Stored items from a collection

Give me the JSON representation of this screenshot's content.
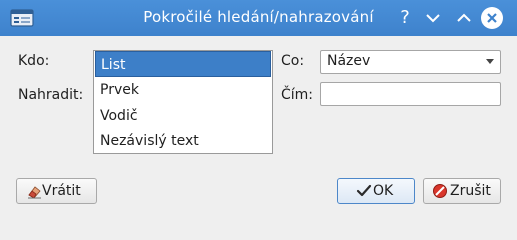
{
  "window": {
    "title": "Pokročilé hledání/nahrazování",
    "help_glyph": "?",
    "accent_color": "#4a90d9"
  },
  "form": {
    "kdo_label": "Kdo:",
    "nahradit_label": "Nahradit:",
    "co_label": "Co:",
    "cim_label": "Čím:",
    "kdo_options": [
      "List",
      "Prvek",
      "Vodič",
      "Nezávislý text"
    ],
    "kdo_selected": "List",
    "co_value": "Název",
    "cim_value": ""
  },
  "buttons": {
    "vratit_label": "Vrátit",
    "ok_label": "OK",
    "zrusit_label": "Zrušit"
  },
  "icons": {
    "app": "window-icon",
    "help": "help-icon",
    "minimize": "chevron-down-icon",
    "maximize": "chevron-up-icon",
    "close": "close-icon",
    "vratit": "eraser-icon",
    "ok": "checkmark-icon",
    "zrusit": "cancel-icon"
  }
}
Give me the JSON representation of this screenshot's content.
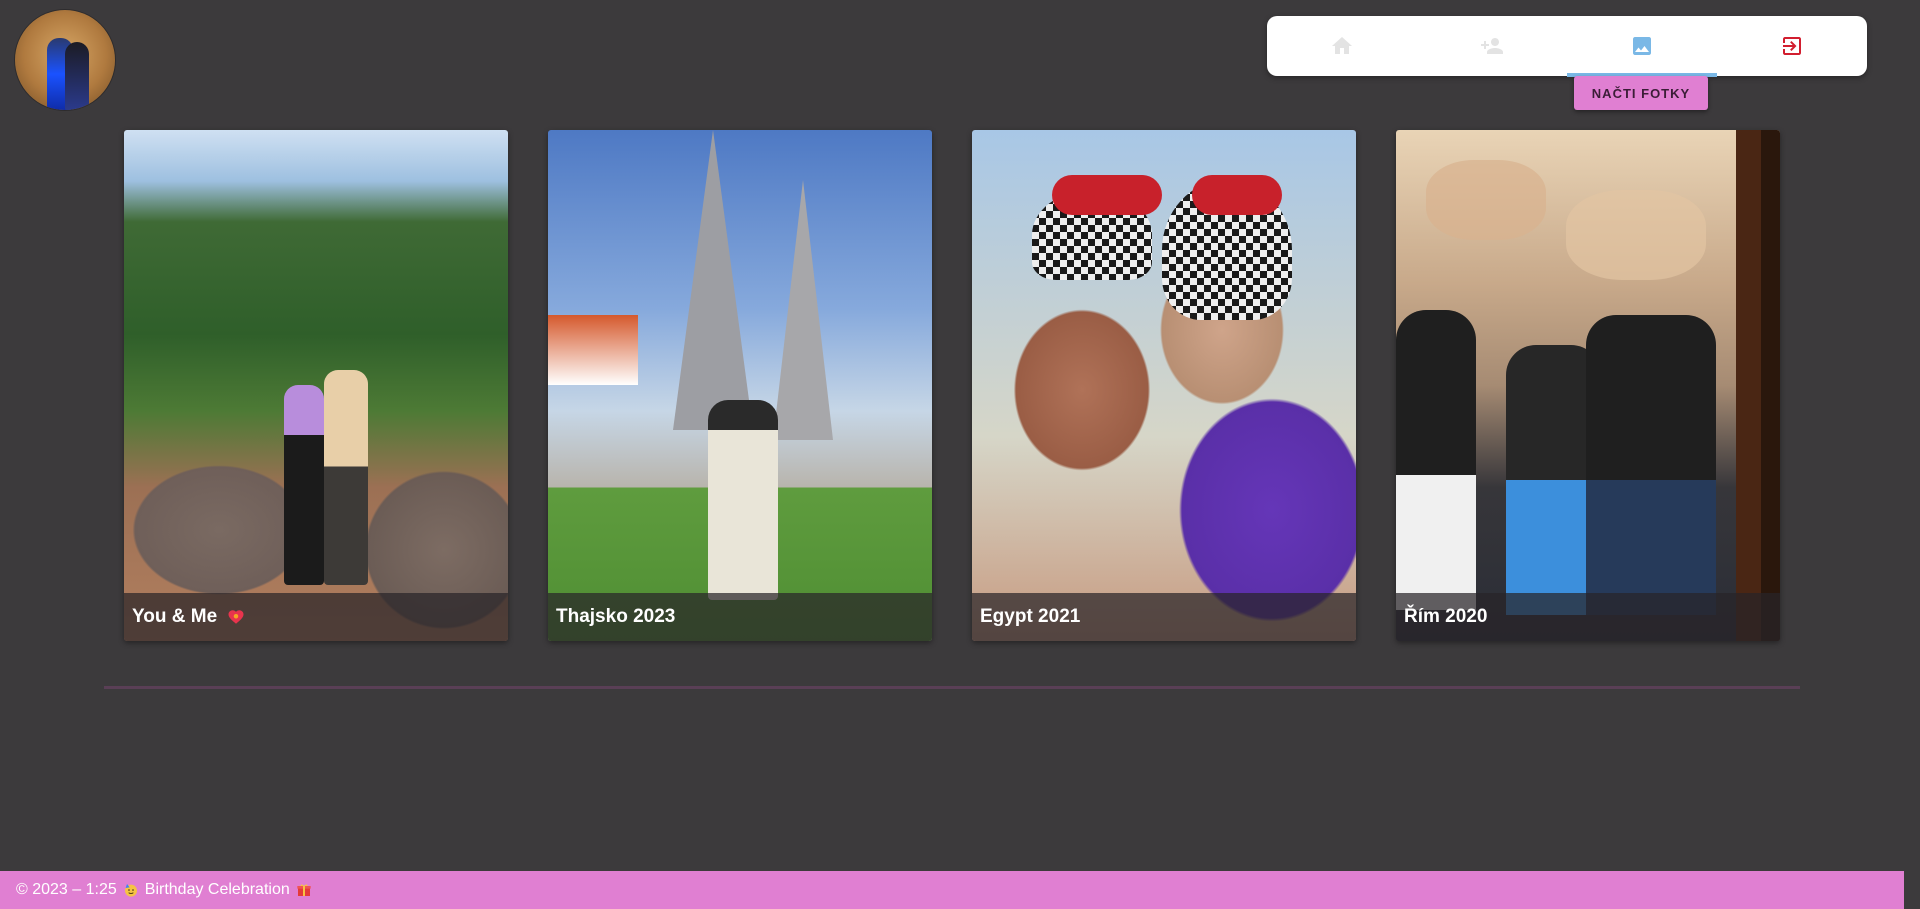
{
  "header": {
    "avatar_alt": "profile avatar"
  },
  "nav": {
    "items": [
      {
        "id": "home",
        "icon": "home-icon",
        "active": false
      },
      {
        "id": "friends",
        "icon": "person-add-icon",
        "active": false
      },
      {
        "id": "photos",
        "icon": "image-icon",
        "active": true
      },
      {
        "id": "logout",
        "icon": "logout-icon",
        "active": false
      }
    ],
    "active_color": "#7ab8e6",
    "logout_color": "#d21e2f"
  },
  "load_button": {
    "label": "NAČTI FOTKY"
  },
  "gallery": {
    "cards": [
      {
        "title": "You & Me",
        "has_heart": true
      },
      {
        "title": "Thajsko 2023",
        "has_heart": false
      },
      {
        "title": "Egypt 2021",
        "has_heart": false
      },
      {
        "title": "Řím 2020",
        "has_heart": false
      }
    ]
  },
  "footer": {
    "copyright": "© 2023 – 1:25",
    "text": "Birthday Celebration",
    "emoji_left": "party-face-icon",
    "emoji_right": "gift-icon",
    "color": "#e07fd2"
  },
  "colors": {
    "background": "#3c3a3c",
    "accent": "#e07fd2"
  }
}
* * *
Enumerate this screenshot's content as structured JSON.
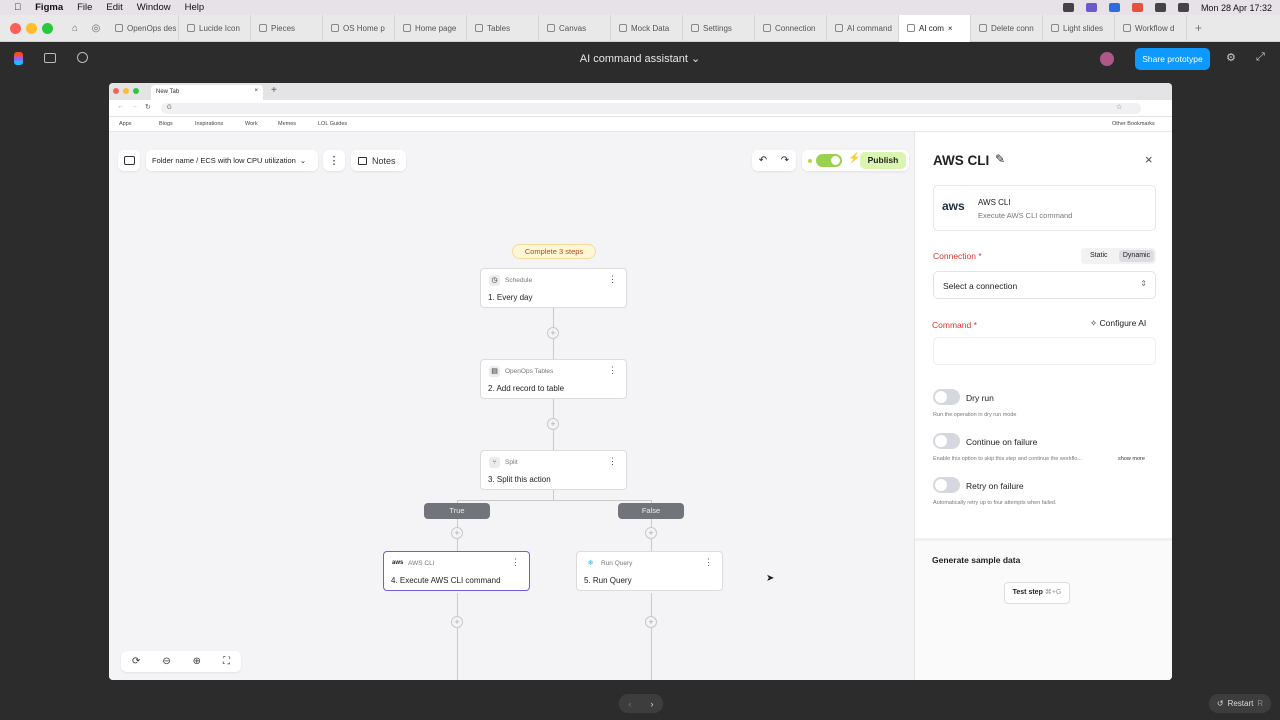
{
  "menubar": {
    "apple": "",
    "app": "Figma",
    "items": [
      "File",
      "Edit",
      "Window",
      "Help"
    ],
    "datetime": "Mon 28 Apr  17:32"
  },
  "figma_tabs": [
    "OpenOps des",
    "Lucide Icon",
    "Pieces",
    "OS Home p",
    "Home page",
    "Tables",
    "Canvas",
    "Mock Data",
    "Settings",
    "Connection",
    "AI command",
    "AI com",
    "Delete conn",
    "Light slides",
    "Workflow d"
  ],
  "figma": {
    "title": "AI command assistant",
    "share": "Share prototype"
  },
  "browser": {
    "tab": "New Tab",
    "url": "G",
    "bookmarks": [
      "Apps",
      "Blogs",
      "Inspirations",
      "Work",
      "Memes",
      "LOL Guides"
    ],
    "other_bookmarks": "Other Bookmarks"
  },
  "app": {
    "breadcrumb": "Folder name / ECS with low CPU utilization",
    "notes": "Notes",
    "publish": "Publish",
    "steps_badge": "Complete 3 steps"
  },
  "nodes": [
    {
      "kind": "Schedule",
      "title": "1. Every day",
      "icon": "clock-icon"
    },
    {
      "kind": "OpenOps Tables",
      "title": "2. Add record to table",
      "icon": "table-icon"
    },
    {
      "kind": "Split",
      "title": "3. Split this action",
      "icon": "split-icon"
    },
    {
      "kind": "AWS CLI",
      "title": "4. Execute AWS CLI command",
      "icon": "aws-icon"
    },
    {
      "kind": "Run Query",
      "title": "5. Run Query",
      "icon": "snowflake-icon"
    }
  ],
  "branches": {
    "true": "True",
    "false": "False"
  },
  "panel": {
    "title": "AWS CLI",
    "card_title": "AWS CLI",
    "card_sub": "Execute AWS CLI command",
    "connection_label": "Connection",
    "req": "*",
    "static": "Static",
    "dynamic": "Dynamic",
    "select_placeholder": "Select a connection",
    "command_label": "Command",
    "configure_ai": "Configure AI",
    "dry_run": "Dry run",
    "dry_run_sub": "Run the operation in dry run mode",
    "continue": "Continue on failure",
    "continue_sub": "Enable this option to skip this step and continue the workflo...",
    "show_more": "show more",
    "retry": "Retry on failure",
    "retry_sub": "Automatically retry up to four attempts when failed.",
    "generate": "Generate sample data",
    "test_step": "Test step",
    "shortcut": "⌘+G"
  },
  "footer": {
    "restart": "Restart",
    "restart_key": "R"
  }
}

* **Do this**: Note each line of the entries that has "true" in it, and copy those lines.

* **Result below**:
        "active": true
        "has_heart": true
    "true": "True",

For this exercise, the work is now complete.